- Problem to solve
List each line of the data that holds the word "Forgot".

- Material for this task
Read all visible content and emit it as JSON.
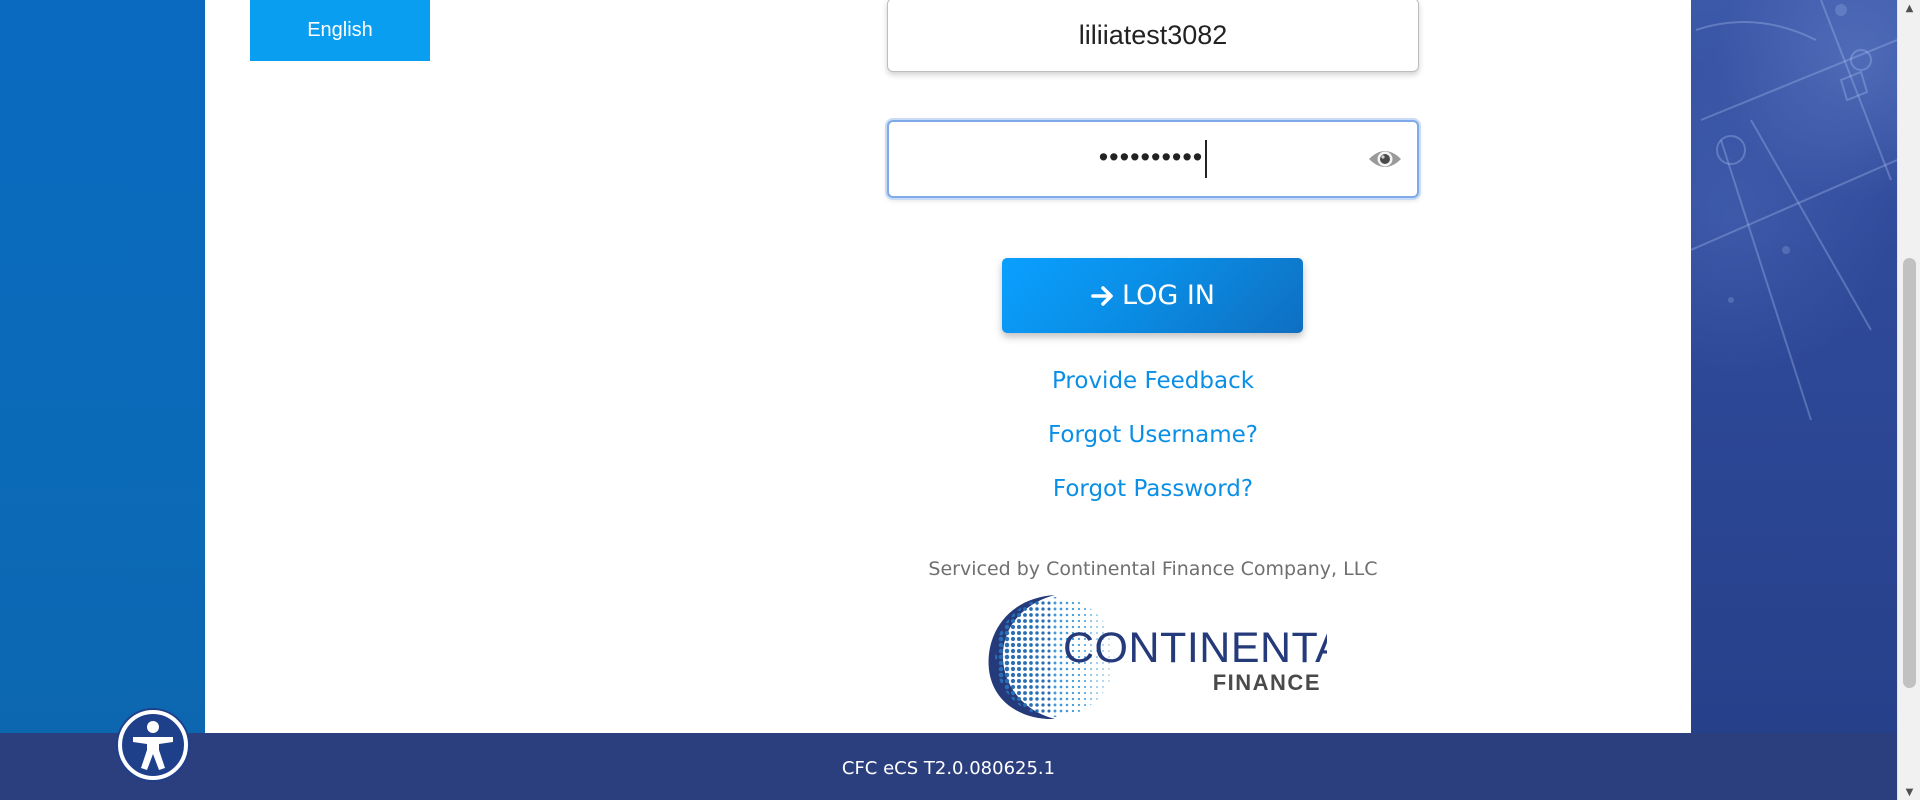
{
  "language": {
    "label": "English"
  },
  "form": {
    "username_value": "liliiatest3082",
    "password_value": "••••••••••",
    "login_label": "LOG IN"
  },
  "links": {
    "feedback": "Provide Feedback",
    "forgot_username": "Forgot Username?",
    "forgot_password": "Forgot Password?"
  },
  "serviced_by": "Serviced by Continental Finance Company, LLC",
  "logo": {
    "name": "CONTINENTAL",
    "sub": "FINANCE"
  },
  "footer": {
    "version": "CFC eCS T2.0.080625.1"
  },
  "icons": {
    "eye": "eye-icon",
    "arrow": "arrow-right-icon",
    "accessibility": "accessibility-icon"
  },
  "colors": {
    "primary_blue": "#0a9ef0",
    "link_blue": "#0a8fe6",
    "footer_navy": "#2b3f7f",
    "logo_navy": "#253a7a"
  }
}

- Output of the exercise
    "forgot_username": "Forgot Username?",
    "forgot_password": "Forgot Password?"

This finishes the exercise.